__Work to be completed__. Transcribe the records exactly. Pictures do not belong in the transcription.

__Exercise inputs__.
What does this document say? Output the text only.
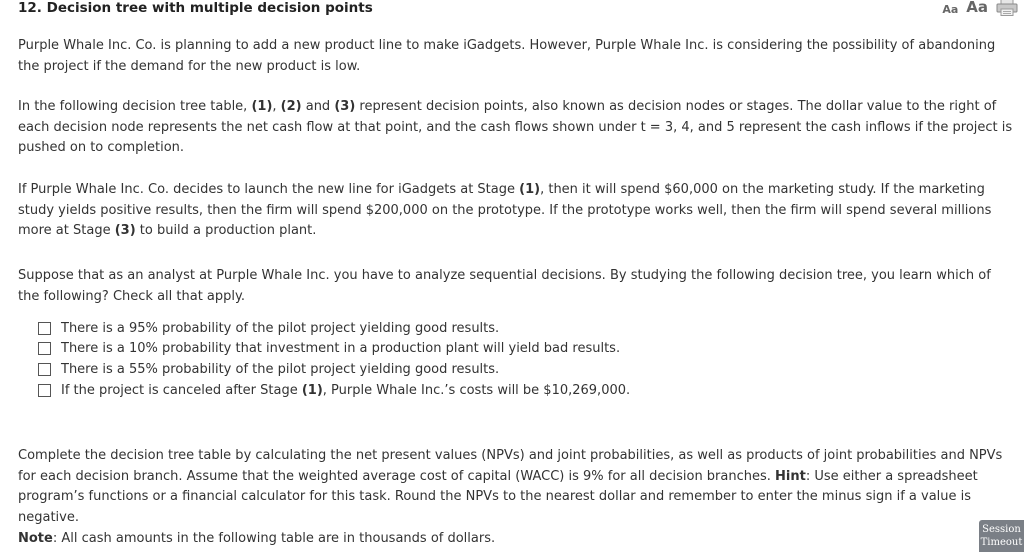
12. Decision tree with multiple decision points	Aa Aa
Purple Whale Inc. Co. is planning to add a new product line to make iGadgets. However, Purple Whale Inc. is considering the possibility of abandoning the project if the demand for the new product is low.
In the following decision tree table, (1), (2) and (3) represent decision points, also known as decision nodes or stages. The dollar value to the right of each decision node represents the net cash flow at that point, and the cash flows shown under t = 3, 4, and 5 represent the cash inflows if the project is pushed on to completion.
If Purple Whale Inc. Co. decides to launch the new line for iGadgets at Stage (1), then it will spend $60,000 on the marketing study. If the marketing study yields positive results, then the firm will spend $200,000 on the prototype. If the prototype works well, then the firm will spend several millions more at Stage (3) to build a production plant.
Suppose that as an analyst at Purple Whale Inc. you have to analyze sequential decisions. By studying the following decision tree, you learn which of the following? Check all that apply.
There is a 95% probability of the pilot project yielding good results.
There is a 10% probability that investment in a production plant will yield bad results.
There is a 55% probability of the pilot project yielding good results.
If the project is canceled after Stage (1), Purple Whale Inc.’s costs will be $10,269,000.
Complete the decision tree table by calculating the net present values (NPVs) and joint probabilities, as well as products of joint probabilities and NPVs for each decision branch. Assume that the weighted average cost of capital (WACC) is 9% for all decision branches. Hint: Use either a spreadsheet program’s functions or a financial calculator for this task. Round the NPVs to the nearest dollar and remember to enter the minus sign if a value is negative.
Note: All cash amounts in the following table are in thousands of dollars.
Session
Timeout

__Correct result__.
What does this document say? Output the text only.
12. Decision tree with multiple decision points	Aa Aa
Purple Whale Inc. Co. is planning to add a new product line to make iGadgets. However, Purple Whale Inc. is considering the possibility of abandoning the project if the demand for the new product is low.
In the following decision tree table, (1), (2) and (3) represent decision points, also known as decision nodes or stages. The dollar value to the right of each decision node represents the net cash flow at that point, and the cash flows shown under t = 3, 4, and 5 represent the cash inflows if the project is pushed on to completion.
If Purple Whale Inc. Co. decides to launch the new line for iGadgets at Stage (1), then it will spend $60,000 on the marketing study. If the marketing study yields positive results, then the firm will spend $200,000 on the prototype. If the prototype works well, then the firm will spend several millions more at Stage (3) to build a production plant.
Suppose that as an analyst at Purple Whale Inc. you have to analyze sequential decisions. By studying the following decision tree, you learn which of the following? Check all that apply.
There is a 95% probability of the pilot project yielding good results.
There is a 10% probability that investment in a production plant will yield bad results.
There is a 55% probability of the pilot project yielding good results.
If the project is canceled after Stage (1), Purple Whale Inc.’s costs will be $10,269,000.
Complete the decision tree table by calculating the net present values (NPVs) and joint probabilities, as well as products of joint probabilities and NPVs for each decision branch. Assume that the weighted average cost of capital (WACC) is 9% for all decision branches. Hint: Use either a spreadsheet program’s functions or a financial calculator for this task. Round the NPVs to the nearest dollar and remember to enter the minus sign if a value is negative.
Note: All cash amounts in the following table are in thousands of dollars.
Session
Timeout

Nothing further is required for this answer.